• _Set task_
Gather all lines with "Teresa" from the records.

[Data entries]
-- Start --

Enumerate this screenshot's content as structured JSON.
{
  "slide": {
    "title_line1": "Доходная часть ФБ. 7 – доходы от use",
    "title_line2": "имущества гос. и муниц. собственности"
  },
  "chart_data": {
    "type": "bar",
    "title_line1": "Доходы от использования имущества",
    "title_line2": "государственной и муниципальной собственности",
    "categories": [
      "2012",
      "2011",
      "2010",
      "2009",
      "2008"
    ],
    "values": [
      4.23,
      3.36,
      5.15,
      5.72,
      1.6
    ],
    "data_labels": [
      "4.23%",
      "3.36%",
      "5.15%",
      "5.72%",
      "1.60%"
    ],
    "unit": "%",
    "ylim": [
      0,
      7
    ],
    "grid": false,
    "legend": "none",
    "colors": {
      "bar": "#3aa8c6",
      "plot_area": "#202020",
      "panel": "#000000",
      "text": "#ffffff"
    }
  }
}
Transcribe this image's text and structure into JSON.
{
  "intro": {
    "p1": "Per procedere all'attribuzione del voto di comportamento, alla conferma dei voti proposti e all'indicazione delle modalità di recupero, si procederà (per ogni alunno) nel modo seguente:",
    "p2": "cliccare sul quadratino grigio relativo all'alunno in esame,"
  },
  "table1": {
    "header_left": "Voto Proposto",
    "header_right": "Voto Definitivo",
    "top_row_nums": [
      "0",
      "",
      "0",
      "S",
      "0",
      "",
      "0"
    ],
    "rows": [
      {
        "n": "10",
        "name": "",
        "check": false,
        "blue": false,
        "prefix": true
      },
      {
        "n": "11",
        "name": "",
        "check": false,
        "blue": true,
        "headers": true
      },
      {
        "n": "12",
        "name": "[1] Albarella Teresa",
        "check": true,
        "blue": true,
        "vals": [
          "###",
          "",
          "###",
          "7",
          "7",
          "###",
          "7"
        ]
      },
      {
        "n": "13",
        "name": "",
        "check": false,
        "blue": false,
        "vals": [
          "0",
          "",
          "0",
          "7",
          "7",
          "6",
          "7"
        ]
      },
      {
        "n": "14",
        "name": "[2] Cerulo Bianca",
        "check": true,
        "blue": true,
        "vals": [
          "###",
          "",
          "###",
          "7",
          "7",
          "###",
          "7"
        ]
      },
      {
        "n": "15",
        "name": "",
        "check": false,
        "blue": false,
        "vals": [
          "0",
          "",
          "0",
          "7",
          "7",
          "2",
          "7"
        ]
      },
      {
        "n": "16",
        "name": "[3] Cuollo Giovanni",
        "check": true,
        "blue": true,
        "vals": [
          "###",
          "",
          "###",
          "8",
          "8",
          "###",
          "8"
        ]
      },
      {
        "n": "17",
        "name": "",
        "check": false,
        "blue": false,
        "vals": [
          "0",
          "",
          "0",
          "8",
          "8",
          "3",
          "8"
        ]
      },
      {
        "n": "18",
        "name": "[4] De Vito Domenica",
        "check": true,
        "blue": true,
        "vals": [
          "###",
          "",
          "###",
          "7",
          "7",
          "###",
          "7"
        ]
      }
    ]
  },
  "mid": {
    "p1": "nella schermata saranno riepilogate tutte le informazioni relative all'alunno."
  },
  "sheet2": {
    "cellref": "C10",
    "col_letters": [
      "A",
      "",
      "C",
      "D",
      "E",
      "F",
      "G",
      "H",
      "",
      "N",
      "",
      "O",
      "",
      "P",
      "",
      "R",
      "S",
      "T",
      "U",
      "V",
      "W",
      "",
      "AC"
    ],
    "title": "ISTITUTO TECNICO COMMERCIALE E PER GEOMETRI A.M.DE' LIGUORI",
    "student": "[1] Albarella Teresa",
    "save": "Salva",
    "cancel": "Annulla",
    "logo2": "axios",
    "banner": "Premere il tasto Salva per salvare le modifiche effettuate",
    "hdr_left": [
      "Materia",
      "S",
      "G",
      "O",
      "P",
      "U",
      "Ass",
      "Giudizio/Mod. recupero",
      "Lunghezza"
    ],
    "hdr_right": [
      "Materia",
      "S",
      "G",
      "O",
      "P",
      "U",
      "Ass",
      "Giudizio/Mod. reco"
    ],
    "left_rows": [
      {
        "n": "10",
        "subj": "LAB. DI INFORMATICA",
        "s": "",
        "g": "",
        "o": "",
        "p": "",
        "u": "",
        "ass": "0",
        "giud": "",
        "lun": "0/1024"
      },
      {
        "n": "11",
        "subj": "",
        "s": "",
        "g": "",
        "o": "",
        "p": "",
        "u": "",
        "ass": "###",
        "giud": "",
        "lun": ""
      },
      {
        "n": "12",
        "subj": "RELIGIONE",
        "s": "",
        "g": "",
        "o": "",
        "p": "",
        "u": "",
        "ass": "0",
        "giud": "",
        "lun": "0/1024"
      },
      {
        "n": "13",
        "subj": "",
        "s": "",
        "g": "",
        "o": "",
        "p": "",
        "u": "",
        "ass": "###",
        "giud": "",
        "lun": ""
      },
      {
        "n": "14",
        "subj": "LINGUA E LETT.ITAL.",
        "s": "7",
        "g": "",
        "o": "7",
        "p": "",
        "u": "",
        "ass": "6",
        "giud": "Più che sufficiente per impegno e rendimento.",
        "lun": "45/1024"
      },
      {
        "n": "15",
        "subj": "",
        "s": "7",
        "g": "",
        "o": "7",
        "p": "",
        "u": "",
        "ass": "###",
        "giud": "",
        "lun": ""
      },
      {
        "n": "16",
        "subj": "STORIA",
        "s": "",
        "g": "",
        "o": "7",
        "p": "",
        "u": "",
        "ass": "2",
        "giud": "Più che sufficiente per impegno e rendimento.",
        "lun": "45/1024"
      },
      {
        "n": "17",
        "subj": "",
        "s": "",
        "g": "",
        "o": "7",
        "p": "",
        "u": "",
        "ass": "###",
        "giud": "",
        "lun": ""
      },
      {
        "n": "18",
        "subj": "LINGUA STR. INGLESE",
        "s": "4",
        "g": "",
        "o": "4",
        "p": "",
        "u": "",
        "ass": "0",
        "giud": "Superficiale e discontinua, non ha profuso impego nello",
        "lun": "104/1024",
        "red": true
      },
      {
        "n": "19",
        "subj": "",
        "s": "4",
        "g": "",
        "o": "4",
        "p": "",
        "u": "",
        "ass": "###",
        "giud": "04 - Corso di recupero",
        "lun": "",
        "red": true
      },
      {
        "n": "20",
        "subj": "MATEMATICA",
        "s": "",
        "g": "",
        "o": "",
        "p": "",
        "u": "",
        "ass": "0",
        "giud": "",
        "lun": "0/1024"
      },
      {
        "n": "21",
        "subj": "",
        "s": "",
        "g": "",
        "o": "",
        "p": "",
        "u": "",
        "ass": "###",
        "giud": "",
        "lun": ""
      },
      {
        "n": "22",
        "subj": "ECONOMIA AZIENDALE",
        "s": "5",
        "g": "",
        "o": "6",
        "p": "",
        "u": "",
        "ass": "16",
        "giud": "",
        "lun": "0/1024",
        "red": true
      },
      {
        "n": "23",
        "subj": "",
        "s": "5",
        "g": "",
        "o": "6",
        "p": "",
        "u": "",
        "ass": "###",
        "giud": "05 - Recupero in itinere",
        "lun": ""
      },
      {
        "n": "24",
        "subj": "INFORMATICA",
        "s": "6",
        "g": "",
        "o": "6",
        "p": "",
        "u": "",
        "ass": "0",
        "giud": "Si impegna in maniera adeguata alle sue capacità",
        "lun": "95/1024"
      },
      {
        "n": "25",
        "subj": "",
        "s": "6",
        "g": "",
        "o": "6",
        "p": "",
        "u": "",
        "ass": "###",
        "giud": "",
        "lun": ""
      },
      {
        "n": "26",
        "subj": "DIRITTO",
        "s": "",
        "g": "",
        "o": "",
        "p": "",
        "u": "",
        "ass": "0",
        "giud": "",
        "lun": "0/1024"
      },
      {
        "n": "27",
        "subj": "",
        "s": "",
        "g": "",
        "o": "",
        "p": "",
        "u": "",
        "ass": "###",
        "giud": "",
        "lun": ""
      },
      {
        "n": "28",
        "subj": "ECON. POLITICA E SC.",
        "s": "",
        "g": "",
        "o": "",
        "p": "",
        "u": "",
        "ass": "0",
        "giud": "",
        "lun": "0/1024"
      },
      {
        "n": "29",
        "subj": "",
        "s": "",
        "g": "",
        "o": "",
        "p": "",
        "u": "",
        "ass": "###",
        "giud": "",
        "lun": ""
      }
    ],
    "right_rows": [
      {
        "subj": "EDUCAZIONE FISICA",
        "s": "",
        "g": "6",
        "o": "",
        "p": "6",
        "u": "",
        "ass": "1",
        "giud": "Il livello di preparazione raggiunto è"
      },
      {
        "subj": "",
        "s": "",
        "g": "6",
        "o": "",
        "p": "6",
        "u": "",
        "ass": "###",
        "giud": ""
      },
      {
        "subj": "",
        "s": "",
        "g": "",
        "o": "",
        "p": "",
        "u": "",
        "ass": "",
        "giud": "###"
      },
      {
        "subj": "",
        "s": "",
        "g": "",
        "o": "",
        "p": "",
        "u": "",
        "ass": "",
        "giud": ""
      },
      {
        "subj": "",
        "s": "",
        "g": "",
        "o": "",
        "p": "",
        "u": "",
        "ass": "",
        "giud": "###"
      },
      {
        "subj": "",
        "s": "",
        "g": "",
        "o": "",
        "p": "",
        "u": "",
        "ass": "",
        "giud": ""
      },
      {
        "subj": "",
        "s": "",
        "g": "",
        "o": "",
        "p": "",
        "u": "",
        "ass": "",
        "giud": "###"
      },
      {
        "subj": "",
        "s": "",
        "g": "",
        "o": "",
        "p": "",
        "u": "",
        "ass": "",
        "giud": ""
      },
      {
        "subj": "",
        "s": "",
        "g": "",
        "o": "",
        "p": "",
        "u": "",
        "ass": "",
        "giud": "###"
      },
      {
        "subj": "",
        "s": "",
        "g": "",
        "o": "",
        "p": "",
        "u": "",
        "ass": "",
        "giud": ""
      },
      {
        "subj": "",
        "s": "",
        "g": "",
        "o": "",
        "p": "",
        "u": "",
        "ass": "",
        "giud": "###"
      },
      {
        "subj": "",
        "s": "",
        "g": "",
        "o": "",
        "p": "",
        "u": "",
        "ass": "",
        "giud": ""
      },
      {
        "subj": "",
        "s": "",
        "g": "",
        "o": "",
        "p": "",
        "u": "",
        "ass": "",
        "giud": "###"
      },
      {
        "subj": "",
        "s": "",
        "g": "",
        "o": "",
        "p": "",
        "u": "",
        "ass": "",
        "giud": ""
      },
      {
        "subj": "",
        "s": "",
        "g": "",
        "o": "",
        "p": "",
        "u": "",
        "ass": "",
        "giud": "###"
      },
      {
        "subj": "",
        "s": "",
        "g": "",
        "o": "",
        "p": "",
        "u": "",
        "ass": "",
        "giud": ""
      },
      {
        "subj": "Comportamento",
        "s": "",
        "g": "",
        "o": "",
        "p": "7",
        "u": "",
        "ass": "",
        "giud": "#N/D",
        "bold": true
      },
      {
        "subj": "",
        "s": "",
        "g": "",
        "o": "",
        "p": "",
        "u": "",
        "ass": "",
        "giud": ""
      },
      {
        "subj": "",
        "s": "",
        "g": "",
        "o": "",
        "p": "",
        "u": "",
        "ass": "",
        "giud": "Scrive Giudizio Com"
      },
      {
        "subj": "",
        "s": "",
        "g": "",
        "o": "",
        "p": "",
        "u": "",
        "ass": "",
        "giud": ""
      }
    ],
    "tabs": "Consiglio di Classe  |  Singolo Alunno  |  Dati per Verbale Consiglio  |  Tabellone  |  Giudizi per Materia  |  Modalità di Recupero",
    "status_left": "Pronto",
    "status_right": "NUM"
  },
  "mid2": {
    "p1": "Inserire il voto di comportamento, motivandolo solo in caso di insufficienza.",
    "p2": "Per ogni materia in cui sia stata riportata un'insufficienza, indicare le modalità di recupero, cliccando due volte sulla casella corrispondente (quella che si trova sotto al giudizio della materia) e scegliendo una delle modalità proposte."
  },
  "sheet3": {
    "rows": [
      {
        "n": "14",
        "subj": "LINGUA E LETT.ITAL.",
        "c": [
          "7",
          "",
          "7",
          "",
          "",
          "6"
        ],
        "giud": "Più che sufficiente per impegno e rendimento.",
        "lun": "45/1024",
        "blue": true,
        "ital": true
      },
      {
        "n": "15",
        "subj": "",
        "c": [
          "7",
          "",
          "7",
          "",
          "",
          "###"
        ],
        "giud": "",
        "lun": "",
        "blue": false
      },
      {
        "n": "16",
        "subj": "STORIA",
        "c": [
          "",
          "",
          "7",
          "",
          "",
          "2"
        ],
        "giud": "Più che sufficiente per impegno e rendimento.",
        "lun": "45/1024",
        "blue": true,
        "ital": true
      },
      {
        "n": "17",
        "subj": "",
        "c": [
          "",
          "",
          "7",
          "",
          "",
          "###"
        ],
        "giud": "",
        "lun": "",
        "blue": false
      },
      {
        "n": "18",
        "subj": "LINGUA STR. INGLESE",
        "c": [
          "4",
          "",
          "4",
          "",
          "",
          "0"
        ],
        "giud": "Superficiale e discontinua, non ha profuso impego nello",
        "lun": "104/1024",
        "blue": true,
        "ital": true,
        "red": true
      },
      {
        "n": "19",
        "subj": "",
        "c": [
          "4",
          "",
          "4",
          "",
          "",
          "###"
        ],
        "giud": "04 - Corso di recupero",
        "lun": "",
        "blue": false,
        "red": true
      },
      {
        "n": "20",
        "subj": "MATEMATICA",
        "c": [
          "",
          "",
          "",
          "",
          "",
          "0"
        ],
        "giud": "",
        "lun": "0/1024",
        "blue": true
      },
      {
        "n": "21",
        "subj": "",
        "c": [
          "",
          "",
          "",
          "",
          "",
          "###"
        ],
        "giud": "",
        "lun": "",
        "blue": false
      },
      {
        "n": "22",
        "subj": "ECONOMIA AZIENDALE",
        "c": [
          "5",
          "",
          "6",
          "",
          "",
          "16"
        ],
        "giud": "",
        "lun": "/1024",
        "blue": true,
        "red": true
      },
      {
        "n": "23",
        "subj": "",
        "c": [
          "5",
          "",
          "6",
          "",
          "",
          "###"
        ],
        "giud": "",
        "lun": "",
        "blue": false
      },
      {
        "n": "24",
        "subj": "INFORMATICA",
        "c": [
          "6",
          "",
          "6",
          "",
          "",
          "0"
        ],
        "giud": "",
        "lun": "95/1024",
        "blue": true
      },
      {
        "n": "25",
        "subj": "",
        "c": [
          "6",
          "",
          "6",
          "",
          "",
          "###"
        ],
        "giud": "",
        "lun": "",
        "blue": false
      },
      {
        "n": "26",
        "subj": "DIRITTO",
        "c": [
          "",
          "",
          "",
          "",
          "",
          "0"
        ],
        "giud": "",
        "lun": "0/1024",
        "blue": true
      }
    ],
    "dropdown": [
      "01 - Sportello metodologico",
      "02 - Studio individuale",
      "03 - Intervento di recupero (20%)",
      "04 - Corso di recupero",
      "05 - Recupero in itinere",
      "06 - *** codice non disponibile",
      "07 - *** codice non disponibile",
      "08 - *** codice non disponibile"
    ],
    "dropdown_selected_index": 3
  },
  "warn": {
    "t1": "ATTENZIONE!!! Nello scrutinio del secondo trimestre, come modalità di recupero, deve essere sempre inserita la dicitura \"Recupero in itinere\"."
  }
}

-- End --

• _Expected answer_
        "name": "[1] Albarella Teresa",
    "student": "[1] Albarella Teresa",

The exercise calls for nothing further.